Exercise material >>
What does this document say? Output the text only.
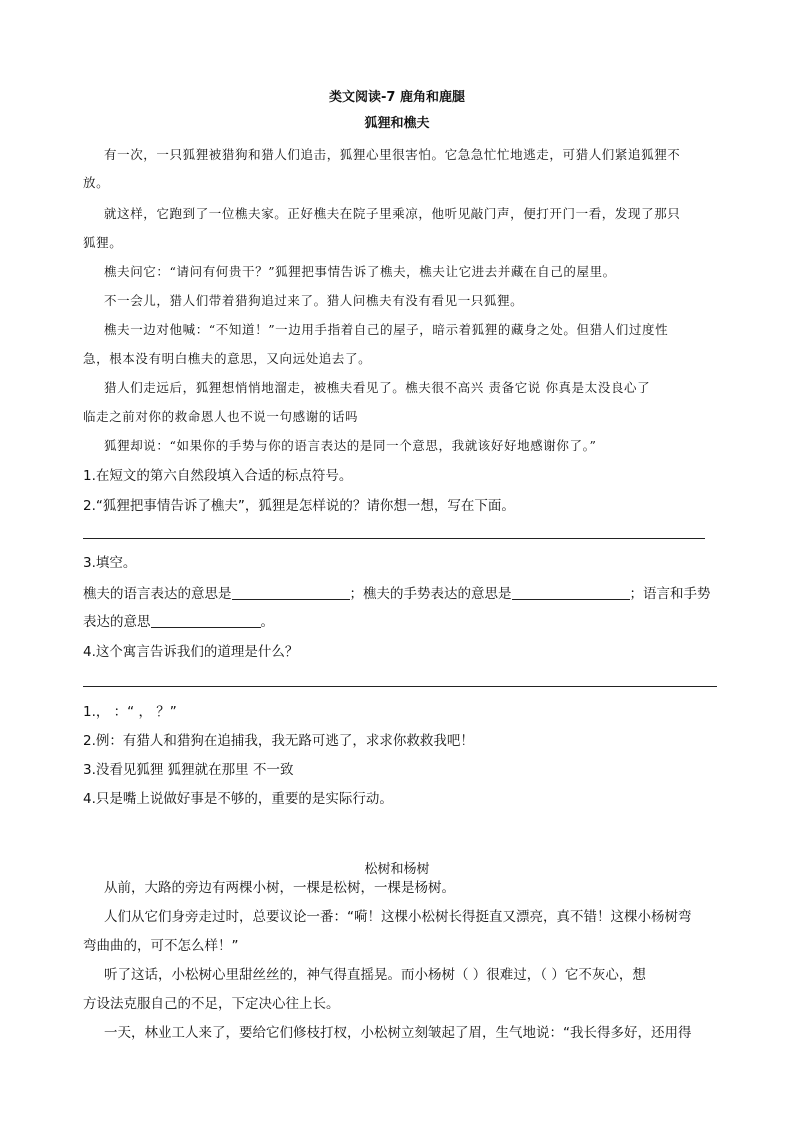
类文阅读-7 鹿角和鹿腿
狐狸和樵夫
有一次，一只狐狸被猎狗和猎人们追击，狐狸心里很害怕。它急急忙忙地逃走，可猎人们紧追狐狸不
放。
就这样，它跑到了一位樵夫家。正好樵夫在院子里乘凉，他听见敲门声，便打开门一看，发现了那只
狐狸。
樵夫问它：“请问有何贵干？”狐狸把事情告诉了樵夫，樵夫让它进去并藏在自己的屋里。
不一会儿，猎人们带着猎狗追过来了。猎人问樵夫有没有看见一只狐狸。
樵夫一边对他喊：“不知道！”一边用手指着自己的屋子，暗示着狐狸的藏身之处。但猎人们过度性
急，根本没有明白樵夫的意思，又向远处追去了。
猎人们走远后，狐狸想悄悄地溜走，被樵夫看见了。樵夫很不高兴 责备它说 你真是太没良心了
临走之前对你的救命恩人也不说一句感谢的话吗
狐狸却说：“如果你的手势与你的语言表达的是同一个意思，我就该好好地感谢你了。”
1.在短文的第六自然段填入合适的标点符号。
2.“狐狸把事情告诉了樵夫”，狐狸是怎样说的？请你想一想，写在下面。
3.填空。
樵夫的语言表达的意思是	；樵夫的手势表达的意思是	；语言和手势
表达的意思	。
4.这个寓言告诉我们的道理是什么？
1.， ：“ ， ？”
2.例：有猎人和猎狗在追捕我，我无路可逃了，求求你救救我吧！
3.没看见狐狸 狐狸就在那里 不一致
4.只是嘴上说做好事是不够的，重要的是实际行动。
松树和杨树
从前，大路的旁边有两棵小树，一棵是松树，一棵是杨树。
人们从它们身旁走过时，总要议论一番：“嗬！这棵小松树长得挺直又漂亮，真不错！这棵小杨树弯
弯曲曲的，可不怎么样！”
听了这话，小松树心里甜丝丝的，神气得直摇晃。而小杨树（ ）很难过，（ ）它不灰心，想
方设法克服自己的不足，下定决心往上长。
一天，林业工人来了，要给它们修枝打杈，小松树立刻皱起了眉，生气地说：“我长得多好，还用得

The task >>
Pick out lines containing the word "狐狸把事情告诉了樵夫", each one as written.

Final result >>
樵夫问它：“请问有何贵干？”狐狸把事情告诉了樵夫，樵夫让它进去并藏在自己的屋里。
2.“狐狸把事情告诉了樵夫”，狐狸是怎样说的？请你想一想，写在下面。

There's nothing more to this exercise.